[start of Records for this exercise]

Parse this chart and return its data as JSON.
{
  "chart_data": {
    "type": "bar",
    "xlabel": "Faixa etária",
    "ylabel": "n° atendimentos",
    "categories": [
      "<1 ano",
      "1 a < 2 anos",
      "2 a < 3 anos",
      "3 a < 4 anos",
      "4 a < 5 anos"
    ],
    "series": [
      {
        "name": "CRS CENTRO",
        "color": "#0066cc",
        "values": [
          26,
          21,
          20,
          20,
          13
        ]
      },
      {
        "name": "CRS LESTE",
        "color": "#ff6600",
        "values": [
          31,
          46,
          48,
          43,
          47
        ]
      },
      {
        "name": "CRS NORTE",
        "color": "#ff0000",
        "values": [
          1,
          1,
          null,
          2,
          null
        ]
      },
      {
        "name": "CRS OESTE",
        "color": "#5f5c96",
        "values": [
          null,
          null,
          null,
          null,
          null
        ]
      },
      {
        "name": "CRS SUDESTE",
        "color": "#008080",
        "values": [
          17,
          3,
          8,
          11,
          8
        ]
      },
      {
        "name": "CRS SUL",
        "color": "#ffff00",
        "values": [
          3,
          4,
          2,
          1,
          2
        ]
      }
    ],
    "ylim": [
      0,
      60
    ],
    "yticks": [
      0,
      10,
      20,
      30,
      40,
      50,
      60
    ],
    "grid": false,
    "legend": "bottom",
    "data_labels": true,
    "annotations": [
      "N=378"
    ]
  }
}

[end of Records for this exercise]

Repeat the records above in full, character for character.

◆ Written answer
Parse this chart and return its data as JSON.
{
  "chart_data": {
    "type": "bar",
    "xlabel": "Faixa etária",
    "ylabel": "n° atendimentos",
    "categories": [
      "<1 ano",
      "1 a < 2 anos",
      "2 a < 3 anos",
      "3 a < 4 anos",
      "4 a < 5 anos"
    ],
    "series": [
      {
        "name": "CRS CENTRO",
        "color": "#0066cc",
        "values": [
          26,
          21,
          20,
          20,
          13
        ]
      },
      {
        "name": "CRS LESTE",
        "color": "#ff6600",
        "values": [
          31,
          46,
          48,
          43,
          47
        ]
      },
      {
        "name": "CRS NORTE",
        "color": "#ff0000",
        "values": [
          1,
          1,
          null,
          2,
          null
        ]
      },
      {
        "name": "CRS OESTE",
        "color": "#5f5c96",
        "values": [
          null,
          null,
          null,
          null,
          null
        ]
      },
      {
        "name": "CRS SUDESTE",
        "color": "#008080",
        "values": [
          17,
          3,
          8,
          11,
          8
        ]
      },
      {
        "name": "CRS SUL",
        "color": "#ffff00",
        "values": [
          3,
          4,
          2,
          1,
          2
        ]
      }
    ],
    "ylim": [
      0,
      60
    ],
    "yticks": [
      0,
      10,
      20,
      30,
      40,
      50,
      60
    ],
    "grid": false,
    "legend": "bottom",
    "data_labels": true,
    "annotations": [
      "N=378"
    ]
  }
}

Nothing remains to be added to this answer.